**Set problem:**
Work through the records below and tally every line containing "India". Reply with the total alone.

Collected data entries:
"""

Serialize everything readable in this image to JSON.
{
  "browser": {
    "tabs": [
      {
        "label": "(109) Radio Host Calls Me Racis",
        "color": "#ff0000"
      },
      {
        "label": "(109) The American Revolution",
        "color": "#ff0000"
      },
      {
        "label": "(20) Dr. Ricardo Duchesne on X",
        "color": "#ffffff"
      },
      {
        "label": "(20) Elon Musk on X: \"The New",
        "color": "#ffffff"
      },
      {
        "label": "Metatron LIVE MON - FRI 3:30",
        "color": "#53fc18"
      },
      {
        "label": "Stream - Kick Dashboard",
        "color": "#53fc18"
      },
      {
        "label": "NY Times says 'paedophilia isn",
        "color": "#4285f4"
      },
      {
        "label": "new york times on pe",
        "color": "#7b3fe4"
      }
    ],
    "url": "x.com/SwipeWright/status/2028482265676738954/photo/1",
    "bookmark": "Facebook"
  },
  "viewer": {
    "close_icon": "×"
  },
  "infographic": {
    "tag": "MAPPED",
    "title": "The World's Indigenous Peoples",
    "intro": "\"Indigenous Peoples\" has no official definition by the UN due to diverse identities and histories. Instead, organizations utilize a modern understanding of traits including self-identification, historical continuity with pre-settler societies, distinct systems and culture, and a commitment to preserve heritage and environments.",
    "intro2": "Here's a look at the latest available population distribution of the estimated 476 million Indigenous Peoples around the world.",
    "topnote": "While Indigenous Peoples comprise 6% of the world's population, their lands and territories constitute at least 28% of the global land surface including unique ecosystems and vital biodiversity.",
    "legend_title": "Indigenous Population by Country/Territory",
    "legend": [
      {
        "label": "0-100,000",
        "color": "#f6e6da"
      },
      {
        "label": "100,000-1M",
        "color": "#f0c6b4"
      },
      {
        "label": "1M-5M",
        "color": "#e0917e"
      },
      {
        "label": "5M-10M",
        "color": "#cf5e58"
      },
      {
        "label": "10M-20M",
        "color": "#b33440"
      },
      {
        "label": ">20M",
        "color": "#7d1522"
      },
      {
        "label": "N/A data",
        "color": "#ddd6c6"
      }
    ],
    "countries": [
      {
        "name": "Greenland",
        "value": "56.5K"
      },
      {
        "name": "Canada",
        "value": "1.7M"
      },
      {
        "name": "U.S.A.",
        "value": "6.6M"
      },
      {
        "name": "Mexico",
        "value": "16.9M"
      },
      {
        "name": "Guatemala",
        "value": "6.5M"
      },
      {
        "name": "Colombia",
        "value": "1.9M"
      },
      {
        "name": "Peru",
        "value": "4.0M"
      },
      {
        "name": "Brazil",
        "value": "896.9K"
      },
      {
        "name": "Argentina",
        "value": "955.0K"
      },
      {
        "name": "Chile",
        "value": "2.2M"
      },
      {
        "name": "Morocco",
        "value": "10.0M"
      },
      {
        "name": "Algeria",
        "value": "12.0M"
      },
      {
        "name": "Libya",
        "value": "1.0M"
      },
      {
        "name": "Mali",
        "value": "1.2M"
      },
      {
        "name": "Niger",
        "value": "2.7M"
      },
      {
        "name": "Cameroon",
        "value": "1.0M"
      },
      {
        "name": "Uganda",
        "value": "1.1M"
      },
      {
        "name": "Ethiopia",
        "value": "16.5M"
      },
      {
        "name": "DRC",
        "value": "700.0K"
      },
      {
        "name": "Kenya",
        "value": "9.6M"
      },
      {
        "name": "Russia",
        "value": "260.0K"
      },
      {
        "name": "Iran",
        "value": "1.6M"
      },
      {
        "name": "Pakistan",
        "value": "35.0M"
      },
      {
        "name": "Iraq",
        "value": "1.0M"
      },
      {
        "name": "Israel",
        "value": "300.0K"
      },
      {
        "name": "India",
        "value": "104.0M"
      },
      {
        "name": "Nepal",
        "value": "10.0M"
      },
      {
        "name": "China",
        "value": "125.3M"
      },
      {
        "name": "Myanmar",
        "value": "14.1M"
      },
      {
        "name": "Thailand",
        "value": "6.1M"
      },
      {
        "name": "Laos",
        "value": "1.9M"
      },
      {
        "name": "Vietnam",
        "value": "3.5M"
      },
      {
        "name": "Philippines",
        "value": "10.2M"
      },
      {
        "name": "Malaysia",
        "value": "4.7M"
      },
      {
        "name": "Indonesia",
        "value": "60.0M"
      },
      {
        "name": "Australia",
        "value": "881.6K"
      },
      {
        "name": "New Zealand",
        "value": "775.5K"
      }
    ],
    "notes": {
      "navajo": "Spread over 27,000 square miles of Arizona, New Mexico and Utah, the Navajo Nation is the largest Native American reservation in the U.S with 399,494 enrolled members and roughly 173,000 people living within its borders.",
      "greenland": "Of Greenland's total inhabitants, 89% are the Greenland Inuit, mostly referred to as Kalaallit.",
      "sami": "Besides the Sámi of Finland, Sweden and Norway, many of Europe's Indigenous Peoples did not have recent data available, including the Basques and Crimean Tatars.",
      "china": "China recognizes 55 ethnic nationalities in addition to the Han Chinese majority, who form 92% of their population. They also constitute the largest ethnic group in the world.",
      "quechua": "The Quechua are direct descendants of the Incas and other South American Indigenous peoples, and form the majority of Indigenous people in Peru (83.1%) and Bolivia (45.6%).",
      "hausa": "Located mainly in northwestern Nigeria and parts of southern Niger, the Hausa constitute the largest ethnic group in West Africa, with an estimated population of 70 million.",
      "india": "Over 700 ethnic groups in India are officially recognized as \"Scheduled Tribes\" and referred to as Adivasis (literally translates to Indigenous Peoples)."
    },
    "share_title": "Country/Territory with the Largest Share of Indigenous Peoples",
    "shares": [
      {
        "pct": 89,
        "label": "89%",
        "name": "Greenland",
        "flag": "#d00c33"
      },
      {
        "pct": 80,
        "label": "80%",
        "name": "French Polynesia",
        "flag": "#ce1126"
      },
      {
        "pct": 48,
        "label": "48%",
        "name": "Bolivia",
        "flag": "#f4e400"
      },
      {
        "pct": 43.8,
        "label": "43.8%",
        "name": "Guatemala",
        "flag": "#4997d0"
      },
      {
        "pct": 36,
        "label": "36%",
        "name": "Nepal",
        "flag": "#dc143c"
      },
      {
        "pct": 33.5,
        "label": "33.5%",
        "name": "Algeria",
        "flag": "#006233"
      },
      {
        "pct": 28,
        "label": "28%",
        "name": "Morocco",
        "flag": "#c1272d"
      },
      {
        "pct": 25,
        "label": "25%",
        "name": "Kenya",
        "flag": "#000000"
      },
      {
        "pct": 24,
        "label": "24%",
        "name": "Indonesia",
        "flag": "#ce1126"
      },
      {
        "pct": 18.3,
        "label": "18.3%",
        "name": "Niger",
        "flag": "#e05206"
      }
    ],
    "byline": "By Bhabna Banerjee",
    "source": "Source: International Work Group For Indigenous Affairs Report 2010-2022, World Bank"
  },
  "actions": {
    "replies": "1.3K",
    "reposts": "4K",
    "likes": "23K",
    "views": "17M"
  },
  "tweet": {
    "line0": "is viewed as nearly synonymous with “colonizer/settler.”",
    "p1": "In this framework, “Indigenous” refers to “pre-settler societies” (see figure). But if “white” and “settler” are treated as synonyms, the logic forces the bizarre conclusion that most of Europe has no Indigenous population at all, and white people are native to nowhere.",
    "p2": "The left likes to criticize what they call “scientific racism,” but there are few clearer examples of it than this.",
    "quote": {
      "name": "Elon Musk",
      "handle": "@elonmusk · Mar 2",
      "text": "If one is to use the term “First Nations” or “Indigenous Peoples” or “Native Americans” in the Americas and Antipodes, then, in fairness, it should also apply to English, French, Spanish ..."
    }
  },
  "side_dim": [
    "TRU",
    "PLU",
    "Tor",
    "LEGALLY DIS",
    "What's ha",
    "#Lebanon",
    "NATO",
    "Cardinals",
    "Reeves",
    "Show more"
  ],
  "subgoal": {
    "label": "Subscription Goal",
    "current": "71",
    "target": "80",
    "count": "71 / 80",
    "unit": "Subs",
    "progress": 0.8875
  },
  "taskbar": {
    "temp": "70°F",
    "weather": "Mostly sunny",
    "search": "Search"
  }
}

"""

**Task answer:**
2